■ **THE REQUEST**: For the records that follow, return only the count of lines containing the string "indicators".

■ **PROVIDED DATA**:

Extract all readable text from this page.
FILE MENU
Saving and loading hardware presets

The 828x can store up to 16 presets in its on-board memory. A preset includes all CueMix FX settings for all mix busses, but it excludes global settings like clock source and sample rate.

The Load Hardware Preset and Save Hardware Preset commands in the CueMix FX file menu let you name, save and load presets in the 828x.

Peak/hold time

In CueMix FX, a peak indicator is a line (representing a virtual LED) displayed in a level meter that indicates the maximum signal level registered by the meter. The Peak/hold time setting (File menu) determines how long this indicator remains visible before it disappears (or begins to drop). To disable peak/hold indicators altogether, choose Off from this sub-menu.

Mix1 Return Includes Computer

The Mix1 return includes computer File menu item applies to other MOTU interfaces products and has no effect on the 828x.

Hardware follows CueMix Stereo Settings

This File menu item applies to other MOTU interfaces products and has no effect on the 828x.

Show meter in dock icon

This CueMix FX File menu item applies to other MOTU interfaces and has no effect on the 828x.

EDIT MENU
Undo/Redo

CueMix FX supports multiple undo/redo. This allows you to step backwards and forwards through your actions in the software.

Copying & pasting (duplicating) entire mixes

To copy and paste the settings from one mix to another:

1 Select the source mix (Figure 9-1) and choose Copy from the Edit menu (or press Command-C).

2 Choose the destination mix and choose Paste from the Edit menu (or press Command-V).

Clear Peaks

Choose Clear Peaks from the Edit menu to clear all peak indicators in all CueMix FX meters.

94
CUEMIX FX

...

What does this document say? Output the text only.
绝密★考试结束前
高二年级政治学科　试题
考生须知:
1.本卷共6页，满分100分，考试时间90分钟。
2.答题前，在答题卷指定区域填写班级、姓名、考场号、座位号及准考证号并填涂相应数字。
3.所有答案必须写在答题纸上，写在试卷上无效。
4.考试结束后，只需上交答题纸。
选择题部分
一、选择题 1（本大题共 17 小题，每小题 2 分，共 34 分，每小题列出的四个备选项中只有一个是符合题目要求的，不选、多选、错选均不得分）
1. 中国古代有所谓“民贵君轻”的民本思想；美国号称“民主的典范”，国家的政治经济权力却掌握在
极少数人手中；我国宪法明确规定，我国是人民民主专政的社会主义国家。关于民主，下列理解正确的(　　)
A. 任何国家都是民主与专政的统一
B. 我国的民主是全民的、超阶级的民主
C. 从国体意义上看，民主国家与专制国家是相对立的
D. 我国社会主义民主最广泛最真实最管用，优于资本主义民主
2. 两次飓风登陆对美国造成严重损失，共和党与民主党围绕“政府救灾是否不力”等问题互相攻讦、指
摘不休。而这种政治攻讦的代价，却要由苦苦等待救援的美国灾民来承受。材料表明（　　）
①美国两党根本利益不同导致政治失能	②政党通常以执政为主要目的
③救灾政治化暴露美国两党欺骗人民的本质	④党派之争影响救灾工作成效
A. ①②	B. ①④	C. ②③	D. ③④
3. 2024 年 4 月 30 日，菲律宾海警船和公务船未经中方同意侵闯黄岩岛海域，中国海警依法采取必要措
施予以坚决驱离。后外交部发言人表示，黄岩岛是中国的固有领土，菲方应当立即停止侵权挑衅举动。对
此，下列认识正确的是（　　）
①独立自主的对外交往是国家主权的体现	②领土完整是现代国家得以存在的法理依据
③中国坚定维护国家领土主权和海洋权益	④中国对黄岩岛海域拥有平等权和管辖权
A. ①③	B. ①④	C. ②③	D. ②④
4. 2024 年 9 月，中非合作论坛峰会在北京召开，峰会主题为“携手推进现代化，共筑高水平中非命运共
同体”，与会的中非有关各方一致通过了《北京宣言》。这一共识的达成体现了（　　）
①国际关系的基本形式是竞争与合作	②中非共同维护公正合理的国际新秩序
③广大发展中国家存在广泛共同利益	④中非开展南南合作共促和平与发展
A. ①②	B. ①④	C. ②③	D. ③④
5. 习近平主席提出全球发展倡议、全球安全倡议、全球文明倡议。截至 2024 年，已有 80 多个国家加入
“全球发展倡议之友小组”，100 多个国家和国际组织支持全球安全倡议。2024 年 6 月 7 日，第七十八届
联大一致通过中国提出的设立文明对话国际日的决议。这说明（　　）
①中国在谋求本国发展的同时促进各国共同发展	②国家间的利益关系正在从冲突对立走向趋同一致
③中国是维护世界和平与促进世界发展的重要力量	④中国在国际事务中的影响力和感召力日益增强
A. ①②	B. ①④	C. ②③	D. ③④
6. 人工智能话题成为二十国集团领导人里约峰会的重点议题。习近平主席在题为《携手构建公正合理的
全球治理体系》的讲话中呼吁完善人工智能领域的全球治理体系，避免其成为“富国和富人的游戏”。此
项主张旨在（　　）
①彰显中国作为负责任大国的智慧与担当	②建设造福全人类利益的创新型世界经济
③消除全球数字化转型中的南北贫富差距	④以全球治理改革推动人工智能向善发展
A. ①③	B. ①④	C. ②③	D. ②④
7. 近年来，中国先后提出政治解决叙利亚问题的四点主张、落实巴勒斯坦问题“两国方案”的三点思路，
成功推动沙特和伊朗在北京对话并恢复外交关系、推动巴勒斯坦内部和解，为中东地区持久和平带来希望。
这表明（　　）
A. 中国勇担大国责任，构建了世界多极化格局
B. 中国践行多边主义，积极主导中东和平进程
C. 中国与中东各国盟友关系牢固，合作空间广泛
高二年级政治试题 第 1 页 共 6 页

■ **RESULT OF THE EXERCISE**: 2